#### WHAT NEEDS TO BE DONE
Check each line of the listing, and copy it if it contains the word "JSON".

#### GIVEN DATA
__________________________________________________
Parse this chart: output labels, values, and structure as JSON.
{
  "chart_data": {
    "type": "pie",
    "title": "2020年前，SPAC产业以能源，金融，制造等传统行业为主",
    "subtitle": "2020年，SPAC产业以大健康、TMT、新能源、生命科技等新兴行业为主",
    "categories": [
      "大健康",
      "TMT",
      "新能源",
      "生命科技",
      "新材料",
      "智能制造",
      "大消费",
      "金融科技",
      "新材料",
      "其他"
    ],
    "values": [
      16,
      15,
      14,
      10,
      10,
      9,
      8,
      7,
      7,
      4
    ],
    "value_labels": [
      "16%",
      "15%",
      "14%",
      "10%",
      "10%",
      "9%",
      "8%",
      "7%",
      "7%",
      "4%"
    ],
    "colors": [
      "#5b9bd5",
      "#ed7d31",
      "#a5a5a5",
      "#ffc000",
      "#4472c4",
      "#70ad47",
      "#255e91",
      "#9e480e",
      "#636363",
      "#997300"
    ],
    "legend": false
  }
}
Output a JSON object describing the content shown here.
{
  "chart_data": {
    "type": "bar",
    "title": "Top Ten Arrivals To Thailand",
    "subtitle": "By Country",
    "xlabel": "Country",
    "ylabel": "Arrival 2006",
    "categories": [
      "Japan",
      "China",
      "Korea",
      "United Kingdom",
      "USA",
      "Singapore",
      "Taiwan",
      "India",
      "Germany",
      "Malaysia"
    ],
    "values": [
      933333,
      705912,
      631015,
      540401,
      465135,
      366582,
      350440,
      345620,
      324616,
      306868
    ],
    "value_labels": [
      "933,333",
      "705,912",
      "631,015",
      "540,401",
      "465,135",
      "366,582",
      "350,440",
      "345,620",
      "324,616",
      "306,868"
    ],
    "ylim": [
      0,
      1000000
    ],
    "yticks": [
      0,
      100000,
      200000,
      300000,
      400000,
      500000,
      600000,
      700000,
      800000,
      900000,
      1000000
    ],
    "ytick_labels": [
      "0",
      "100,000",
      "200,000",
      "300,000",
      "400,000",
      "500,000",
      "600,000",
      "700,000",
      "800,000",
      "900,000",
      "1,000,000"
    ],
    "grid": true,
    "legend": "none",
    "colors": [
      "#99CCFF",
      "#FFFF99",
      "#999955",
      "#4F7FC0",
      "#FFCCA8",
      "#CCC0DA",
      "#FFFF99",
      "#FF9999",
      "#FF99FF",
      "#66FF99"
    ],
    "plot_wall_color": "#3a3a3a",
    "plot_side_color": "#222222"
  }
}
__________________________________________________
#### IN RESPONSE
Parse this chart: output labels, values, and structure as JSON.
Output a JSON object describing the content shown here.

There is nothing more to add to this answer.